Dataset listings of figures
* start *
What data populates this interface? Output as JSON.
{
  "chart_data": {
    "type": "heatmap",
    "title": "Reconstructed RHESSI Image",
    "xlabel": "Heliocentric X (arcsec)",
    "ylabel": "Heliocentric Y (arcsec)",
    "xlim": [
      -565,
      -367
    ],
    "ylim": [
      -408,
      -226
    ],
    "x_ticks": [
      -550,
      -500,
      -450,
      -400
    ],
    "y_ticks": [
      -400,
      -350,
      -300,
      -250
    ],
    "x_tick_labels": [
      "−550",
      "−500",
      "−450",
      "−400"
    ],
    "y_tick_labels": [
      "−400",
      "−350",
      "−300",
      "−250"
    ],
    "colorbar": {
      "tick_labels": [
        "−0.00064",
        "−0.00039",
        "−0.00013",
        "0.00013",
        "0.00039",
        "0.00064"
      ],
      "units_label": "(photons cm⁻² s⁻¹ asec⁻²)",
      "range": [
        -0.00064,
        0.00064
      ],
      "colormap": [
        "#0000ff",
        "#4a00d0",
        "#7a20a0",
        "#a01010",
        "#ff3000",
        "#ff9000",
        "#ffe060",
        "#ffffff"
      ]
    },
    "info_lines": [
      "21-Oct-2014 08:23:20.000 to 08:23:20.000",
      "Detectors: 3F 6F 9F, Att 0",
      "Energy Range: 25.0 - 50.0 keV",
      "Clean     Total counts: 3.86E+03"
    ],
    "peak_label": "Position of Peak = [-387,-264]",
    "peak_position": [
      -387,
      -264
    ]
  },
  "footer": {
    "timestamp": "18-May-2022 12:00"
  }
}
* end *
## THE REQUEST
Retype all of the material above with every character intact.

## EXERCISE SOLUTION
What data populates this interface? Output as JSON.
{
  "chart_data": {
    "type": "heatmap",
    "title": "Reconstructed RHESSI Image",
    "xlabel": "Heliocentric X (arcsec)",
    "ylabel": "Heliocentric Y (arcsec)",
    "xlim": [
      -565,
      -367
    ],
    "ylim": [
      -408,
      -226
    ],
    "x_ticks": [
      -550,
      -500,
      -450,
      -400
    ],
    "y_ticks": [
      -400,
      -350,
      -300,
      -250
    ],
    "x_tick_labels": [
      "−550",
      "−500",
      "−450",
      "−400"
    ],
    "y_tick_labels": [
      "−400",
      "−350",
      "−300",
      "−250"
    ],
    "colorbar": {
      "tick_labels": [
        "−0.00064",
        "−0.00039",
        "−0.00013",
        "0.00013",
        "0.00039",
        "0.00064"
      ],
      "units_label": "(photons cm⁻² s⁻¹ asec⁻²)",
      "range": [
        -0.00064,
        0.00064
      ],
      "colormap": [
        "#0000ff",
        "#4a00d0",
        "#7a20a0",
        "#a01010",
        "#ff3000",
        "#ff9000",
        "#ffe060",
        "#ffffff"
      ]
    },
    "info_lines": [
      "21-Oct-2014 08:23:20.000 to 08:23:20.000",
      "Detectors: 3F 6F 9F, Att 0",
      "Energy Range: 25.0 - 50.0 keV",
      "Clean     Total counts: 3.86E+03"
    ],
    "peak_label": "Position of Peak = [-387,-264]",
    "peak_position": [
      -387,
      -264
    ]
  },
  "footer": {
    "timestamp": "18-May-2022 12:00"
  }
}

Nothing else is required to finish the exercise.